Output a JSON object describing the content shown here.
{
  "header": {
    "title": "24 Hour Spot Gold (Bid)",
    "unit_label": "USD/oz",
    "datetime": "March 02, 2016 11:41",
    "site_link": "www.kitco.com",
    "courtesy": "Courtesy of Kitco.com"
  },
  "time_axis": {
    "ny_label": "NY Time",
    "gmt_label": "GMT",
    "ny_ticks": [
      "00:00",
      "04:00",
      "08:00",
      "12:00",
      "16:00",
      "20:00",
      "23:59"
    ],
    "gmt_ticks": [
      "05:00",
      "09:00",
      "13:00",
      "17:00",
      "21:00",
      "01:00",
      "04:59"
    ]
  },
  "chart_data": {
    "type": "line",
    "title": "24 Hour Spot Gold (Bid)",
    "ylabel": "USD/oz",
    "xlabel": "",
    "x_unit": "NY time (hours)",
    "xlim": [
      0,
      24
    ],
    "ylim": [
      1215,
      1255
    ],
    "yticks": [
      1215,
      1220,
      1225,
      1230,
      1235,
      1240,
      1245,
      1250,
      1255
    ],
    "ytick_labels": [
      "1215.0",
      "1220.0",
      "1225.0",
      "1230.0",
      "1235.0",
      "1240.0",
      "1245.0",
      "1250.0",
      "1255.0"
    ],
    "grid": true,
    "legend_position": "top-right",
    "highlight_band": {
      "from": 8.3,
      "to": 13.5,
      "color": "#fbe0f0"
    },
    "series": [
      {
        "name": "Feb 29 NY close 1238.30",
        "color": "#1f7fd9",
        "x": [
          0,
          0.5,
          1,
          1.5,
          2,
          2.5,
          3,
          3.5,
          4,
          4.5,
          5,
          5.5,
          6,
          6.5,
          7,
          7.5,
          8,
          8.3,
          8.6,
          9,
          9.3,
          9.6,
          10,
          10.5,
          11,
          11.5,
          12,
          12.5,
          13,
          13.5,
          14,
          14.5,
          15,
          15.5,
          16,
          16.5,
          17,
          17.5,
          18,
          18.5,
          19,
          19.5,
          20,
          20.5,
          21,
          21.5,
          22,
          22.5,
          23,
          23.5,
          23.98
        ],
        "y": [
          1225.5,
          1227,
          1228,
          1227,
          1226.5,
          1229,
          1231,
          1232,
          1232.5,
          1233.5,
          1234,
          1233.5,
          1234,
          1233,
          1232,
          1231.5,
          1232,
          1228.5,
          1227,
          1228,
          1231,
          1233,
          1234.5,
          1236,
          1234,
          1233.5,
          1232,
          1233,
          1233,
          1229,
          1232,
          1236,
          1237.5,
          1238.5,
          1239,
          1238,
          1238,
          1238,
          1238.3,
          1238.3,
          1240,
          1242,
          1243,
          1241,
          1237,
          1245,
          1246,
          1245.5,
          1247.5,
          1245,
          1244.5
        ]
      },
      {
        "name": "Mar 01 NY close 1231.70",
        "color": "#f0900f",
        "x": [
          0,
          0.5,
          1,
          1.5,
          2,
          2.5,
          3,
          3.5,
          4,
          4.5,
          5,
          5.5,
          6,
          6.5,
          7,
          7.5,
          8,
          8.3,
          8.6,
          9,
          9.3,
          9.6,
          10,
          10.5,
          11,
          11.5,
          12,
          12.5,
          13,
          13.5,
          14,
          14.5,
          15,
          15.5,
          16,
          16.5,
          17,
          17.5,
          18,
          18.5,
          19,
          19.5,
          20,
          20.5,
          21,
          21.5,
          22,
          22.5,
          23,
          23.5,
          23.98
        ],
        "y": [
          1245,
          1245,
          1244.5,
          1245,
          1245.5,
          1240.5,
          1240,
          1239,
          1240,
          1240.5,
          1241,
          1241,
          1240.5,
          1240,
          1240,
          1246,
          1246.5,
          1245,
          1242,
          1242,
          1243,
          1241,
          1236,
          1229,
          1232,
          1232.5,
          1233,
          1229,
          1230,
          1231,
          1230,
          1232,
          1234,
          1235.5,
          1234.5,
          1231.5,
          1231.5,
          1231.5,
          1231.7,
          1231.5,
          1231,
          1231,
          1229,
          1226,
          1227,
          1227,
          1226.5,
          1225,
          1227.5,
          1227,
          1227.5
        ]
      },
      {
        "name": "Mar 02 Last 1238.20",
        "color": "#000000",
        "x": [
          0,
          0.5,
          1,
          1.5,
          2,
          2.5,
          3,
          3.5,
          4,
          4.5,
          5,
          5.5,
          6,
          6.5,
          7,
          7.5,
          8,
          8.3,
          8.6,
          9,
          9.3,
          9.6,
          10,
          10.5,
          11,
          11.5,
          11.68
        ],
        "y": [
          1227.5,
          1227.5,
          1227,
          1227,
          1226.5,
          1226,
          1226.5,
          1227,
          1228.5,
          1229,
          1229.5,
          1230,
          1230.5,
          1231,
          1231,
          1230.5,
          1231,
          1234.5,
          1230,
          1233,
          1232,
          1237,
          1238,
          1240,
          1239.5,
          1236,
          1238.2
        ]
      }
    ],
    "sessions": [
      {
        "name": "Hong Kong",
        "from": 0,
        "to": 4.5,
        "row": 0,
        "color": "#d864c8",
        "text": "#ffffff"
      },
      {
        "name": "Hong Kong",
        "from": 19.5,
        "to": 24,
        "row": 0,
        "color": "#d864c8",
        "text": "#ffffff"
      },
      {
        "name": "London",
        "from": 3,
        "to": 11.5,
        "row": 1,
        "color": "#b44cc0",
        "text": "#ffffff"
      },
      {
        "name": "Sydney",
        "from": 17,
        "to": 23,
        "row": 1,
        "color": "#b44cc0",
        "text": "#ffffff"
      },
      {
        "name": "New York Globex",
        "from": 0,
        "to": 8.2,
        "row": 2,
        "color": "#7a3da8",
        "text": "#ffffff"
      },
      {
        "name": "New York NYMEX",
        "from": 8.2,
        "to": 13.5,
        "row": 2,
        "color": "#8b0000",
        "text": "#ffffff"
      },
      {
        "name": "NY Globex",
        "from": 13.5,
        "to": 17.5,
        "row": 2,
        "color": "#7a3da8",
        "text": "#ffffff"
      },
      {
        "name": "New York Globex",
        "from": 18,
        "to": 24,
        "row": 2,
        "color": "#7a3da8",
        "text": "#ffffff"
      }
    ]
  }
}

....................

Exercise directions: Print all of the data exactly as it was given.

The result:
Output a JSON object describing the content shown here.
{
  "header": {
    "title": "24 Hour Spot Gold (Bid)",
    "unit_label": "USD/oz",
    "datetime": "March 02, 2016 11:41",
    "site_link": "www.kitco.com",
    "courtesy": "Courtesy of Kitco.com"
  },
  "time_axis": {
    "ny_label": "NY Time",
    "gmt_label": "GMT",
    "ny_ticks": [
      "00:00",
      "04:00",
      "08:00",
      "12:00",
      "16:00",
      "20:00",
      "23:59"
    ],
    "gmt_ticks": [
      "05:00",
      "09:00",
      "13:00",
      "17:00",
      "21:00",
      "01:00",
      "04:59"
    ]
  },
  "chart_data": {
    "type": "line",
    "title": "24 Hour Spot Gold (Bid)",
    "ylabel": "USD/oz",
    "xlabel": "",
    "x_unit": "NY time (hours)",
    "xlim": [
      0,
      24
    ],
    "ylim": [
      1215,
      1255
    ],
    "yticks": [
      1215,
      1220,
      1225,
      1230,
      1235,
      1240,
      1245,
      1250,
      1255
    ],
    "ytick_labels": [
      "1215.0",
      "1220.0",
      "1225.0",
      "1230.0",
      "1235.0",
      "1240.0",
      "1245.0",
      "1250.0",
      "1255.0"
    ],
    "grid": true,
    "legend_position": "top-right",
    "highlight_band": {
      "from": 8.3,
      "to": 13.5,
      "color": "#fbe0f0"
    },
    "series": [
      {
        "name": "Feb 29 NY close 1238.30",
        "color": "#1f7fd9",
        "x": [
          0,
          0.5,
          1,
          1.5,
          2,
          2.5,
          3,
          3.5,
          4,
          4.5,
          5,
          5.5,
          6,
          6.5,
          7,
          7.5,
          8,
          8.3,
          8.6,
          9,
          9.3,
          9.6,
          10,
          10.5,
          11,
          11.5,
          12,
          12.5,
          13,
          13.5,
          14,
          14.5,
          15,
          15.5,
          16,
          16.5,
          17,
          17.5,
          18,
          18.5,
          19,
          19.5,
          20,
          20.5,
          21,
          21.5,
          22,
          22.5,
          23,
          23.5,
          23.98
        ],
        "y": [
          1225.5,
          1227,
          1228,
          1227,
          1226.5,
          1229,
          1231,
          1232,
          1232.5,
          1233.5,
          1234,
          1233.5,
          1234,
          1233,
          1232,
          1231.5,
          1232,
          1228.5,
          1227,
          1228,
          1231,
          1233,
          1234.5,
          1236,
          1234,
          1233.5,
          1232,
          1233,
          1233,
          1229,
          1232,
          1236,
          1237.5,
          1238.5,
          1239,
          1238,
          1238,
          1238,
          1238.3,
          1238.3,
          1240,
          1242,
          1243,
          1241,
          1237,
          1245,
          1246,
          1245.5,
          1247.5,
          1245,
          1244.5
        ]
      },
      {
        "name": "Mar 01 NY close 1231.70",
        "color": "#f0900f",
        "x": [
          0,
          0.5,
          1,
          1.5,
          2,
          2.5,
          3,
          3.5,
          4,
          4.5,
          5,
          5.5,
          6,
          6.5,
          7,
          7.5,
          8,
          8.3,
          8.6,
          9,
          9.3,
          9.6,
          10,
          10.5,
          11,
          11.5,
          12,
          12.5,
          13,
          13.5,
          14,
          14.5,
          15,
          15.5,
          16,
          16.5,
          17,
          17.5,
          18,
          18.5,
          19,
          19.5,
          20,
          20.5,
          21,
          21.5,
          22,
          22.5,
          23,
          23.5,
          23.98
        ],
        "y": [
          1245,
          1245,
          1244.5,
          1245,
          1245.5,
          1240.5,
          1240,
          1239,
          1240,
          1240.5,
          1241,
          1241,
          1240.5,
          1240,
          1240,
          1246,
          1246.5,
          1245,
          1242,
          1242,
          1243,
          1241,
          1236,
          1229,
          1232,
          1232.5,
          1233,
          1229,
          1230,
          1231,
          1230,
          1232,
          1234,
          1235.5,
          1234.5,
          1231.5,
          1231.5,
          1231.5,
          1231.7,
          1231.5,
          1231,
          1231,
          1229,
          1226,
          1227,
          1227,
          1226.5,
          1225,
          1227.5,
          1227,
          1227.5
        ]
      },
      {
        "name": "Mar 02 Last 1238.20",
        "color": "#000000",
        "x": [
          0,
          0.5,
          1,
          1.5,
          2,
          2.5,
          3,
          3.5,
          4,
          4.5,
          5,
          5.5,
          6,
          6.5,
          7,
          7.5,
          8,
          8.3,
          8.6,
          9,
          9.3,
          9.6,
          10,
          10.5,
          11,
          11.5,
          11.68
        ],
        "y": [
          1227.5,
          1227.5,
          1227,
          1227,
          1226.5,
          1226,
          1226.5,
          1227,
          1228.5,
          1229,
          1229.5,
          1230,
          1230.5,
          1231,
          1231,
          1230.5,
          1231,
          1234.5,
          1230,
          1233,
          1232,
          1237,
          1238,
          1240,
          1239.5,
          1236,
          1238.2
        ]
      }
    ],
    "sessions": [
      {
        "name": "Hong Kong",
        "from": 0,
        "to": 4.5,
        "row": 0,
        "color": "#d864c8",
        "text": "#ffffff"
      },
      {
        "name": "Hong Kong",
        "from": 19.5,
        "to": 24,
        "row": 0,
        "color": "#d864c8",
        "text": "#ffffff"
      },
      {
        "name": "London",
        "from": 3,
        "to": 11.5,
        "row": 1,
        "color": "#b44cc0",
        "text": "#ffffff"
      },
      {
        "name": "Sydney",
        "from": 17,
        "to": 23,
        "row": 1,
        "color": "#b44cc0",
        "text": "#ffffff"
      },
      {
        "name": "New York Globex",
        "from": 0,
        "to": 8.2,
        "row": 2,
        "color": "#7a3da8",
        "text": "#ffffff"
      },
      {
        "name": "New York NYMEX",
        "from": 8.2,
        "to": 13.5,
        "row": 2,
        "color": "#8b0000",
        "text": "#ffffff"
      },
      {
        "name": "NY Globex",
        "from": 13.5,
        "to": 17.5,
        "row": 2,
        "color": "#7a3da8",
        "text": "#ffffff"
      },
      {
        "name": "New York Globex",
        "from": 18,
        "to": 24,
        "row": 2,
        "color": "#7a3da8",
        "text": "#ffffff"
      }
    ]
  }
}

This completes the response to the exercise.